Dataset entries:
=======

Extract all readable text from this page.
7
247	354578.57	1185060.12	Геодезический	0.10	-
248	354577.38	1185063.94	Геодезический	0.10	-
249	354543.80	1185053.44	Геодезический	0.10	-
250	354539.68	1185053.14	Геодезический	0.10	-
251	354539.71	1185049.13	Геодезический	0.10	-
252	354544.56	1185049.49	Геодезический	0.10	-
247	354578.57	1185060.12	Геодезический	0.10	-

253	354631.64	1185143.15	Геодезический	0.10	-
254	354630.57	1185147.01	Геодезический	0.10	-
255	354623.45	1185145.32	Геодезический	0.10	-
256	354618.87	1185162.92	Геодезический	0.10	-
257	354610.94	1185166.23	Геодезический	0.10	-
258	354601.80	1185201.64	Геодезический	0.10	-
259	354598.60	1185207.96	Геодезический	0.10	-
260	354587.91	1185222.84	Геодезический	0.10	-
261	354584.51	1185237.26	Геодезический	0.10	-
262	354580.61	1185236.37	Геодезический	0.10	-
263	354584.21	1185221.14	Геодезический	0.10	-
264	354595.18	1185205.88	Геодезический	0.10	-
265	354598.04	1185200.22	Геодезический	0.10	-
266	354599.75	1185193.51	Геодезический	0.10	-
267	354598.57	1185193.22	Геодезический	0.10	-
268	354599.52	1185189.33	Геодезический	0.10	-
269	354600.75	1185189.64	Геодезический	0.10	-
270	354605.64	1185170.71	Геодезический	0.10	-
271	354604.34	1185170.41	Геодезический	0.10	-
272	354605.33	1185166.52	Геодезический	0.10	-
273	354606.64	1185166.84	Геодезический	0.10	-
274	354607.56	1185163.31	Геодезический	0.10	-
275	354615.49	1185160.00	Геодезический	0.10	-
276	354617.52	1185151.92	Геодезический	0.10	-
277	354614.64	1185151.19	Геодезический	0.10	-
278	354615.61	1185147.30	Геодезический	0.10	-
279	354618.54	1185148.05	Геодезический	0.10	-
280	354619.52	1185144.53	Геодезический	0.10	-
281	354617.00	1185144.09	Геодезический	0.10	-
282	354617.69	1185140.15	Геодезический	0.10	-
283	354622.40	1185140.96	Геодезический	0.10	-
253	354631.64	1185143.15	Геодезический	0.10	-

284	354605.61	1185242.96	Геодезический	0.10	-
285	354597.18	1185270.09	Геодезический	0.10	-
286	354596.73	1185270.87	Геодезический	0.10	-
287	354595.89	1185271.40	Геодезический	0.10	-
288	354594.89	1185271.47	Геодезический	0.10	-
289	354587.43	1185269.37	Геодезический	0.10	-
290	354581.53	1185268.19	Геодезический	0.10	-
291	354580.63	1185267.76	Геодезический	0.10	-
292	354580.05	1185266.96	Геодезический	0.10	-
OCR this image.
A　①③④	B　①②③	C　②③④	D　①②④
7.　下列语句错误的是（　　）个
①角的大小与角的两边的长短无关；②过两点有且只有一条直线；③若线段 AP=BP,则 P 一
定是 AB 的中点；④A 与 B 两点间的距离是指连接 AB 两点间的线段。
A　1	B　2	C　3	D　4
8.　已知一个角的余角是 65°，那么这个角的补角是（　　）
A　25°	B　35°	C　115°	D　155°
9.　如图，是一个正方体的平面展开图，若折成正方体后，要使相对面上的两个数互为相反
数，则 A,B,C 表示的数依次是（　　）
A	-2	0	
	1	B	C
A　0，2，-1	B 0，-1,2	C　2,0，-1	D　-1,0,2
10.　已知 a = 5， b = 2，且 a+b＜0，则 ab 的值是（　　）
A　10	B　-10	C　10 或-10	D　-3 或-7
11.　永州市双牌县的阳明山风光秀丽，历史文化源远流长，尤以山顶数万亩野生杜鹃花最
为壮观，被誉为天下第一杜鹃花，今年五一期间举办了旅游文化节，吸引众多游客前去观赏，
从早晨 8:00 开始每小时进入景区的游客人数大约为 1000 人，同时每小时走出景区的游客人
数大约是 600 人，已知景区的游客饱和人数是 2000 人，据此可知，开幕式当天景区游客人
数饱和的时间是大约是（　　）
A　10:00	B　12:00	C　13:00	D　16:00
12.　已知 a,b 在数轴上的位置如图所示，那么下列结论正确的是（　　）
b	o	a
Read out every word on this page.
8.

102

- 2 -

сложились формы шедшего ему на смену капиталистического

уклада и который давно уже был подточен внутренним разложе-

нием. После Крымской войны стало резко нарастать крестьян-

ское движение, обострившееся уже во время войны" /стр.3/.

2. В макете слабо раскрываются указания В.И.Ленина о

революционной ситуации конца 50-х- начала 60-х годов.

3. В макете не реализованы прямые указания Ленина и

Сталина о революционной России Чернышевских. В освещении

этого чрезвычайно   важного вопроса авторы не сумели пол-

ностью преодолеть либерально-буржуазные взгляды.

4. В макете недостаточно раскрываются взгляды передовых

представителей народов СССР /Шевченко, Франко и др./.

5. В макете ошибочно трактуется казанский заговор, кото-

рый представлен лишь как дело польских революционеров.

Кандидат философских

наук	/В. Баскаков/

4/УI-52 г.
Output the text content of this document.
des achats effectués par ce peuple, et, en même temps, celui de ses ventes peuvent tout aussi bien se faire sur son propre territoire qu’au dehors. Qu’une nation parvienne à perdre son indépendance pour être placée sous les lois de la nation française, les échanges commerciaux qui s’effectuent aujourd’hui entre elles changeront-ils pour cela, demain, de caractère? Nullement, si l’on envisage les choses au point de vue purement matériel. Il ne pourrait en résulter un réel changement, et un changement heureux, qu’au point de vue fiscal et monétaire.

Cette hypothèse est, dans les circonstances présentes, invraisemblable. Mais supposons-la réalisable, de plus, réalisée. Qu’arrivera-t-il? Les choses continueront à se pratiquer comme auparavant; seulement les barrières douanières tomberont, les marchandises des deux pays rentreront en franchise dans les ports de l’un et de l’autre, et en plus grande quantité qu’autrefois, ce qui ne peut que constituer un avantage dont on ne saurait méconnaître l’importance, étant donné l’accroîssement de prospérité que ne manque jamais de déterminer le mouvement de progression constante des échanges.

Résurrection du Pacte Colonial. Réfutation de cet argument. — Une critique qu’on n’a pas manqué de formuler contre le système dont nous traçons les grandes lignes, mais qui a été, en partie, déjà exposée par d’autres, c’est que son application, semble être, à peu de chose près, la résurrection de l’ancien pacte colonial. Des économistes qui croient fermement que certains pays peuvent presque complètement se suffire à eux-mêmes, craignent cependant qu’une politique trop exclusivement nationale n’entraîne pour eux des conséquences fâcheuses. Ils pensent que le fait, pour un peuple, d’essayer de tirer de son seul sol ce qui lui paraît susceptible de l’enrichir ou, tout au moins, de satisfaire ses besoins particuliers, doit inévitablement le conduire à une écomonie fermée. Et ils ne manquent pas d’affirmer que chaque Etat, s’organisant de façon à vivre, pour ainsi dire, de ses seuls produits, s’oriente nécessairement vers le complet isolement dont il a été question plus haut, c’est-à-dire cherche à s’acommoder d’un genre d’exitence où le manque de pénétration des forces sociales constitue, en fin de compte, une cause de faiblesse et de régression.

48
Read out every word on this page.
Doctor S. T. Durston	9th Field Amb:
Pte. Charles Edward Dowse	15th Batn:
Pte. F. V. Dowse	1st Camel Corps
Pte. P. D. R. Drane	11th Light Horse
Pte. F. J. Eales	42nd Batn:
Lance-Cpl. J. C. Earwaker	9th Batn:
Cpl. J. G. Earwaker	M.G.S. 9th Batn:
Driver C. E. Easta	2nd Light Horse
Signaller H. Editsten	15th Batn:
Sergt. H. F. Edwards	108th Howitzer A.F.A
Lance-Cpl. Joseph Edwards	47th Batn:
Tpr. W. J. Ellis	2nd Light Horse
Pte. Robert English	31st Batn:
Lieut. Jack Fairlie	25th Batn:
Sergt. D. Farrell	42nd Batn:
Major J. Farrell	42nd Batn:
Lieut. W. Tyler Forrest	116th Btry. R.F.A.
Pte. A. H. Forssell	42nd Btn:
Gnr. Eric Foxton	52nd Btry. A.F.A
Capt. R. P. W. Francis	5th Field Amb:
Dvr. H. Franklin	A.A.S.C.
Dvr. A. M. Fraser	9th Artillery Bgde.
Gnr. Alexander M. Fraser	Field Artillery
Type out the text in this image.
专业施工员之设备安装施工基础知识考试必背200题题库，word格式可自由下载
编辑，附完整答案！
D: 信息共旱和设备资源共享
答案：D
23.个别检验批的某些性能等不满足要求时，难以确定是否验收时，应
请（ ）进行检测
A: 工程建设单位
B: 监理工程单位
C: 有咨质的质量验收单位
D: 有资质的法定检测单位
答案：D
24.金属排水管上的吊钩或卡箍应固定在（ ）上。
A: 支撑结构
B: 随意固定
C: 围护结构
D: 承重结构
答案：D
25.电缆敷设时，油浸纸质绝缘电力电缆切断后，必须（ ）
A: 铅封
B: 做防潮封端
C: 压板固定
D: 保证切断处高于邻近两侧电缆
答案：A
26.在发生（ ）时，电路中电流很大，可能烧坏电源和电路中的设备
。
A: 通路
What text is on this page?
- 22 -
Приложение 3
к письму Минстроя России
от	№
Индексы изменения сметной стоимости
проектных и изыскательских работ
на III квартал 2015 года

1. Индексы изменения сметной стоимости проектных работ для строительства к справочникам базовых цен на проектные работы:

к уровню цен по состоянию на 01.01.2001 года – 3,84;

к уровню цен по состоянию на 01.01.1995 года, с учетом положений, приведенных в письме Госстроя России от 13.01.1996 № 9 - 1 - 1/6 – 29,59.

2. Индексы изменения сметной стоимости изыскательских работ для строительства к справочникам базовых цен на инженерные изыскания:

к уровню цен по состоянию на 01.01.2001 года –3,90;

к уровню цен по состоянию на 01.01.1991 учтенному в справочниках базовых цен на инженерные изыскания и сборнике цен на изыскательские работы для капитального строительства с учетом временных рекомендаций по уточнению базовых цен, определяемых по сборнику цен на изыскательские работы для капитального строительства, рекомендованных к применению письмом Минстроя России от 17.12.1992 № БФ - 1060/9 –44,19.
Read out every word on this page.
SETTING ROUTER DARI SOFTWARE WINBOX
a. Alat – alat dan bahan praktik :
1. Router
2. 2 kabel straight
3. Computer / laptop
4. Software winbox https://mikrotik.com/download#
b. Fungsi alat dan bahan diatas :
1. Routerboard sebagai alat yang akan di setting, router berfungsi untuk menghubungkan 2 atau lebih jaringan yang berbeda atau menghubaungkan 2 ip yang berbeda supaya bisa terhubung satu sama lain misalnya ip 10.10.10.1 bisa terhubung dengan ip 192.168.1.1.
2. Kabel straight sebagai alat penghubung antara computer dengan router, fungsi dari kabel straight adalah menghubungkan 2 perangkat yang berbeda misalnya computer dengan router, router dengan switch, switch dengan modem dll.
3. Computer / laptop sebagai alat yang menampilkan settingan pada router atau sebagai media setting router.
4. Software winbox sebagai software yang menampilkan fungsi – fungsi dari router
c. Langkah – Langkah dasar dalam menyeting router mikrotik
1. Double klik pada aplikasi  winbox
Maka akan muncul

=======

◆ **DIRECTION**:
Report how many lines in the listing include the word "choses". Give nothing but the count.

◆ **REPLY TO THE TASK**:
2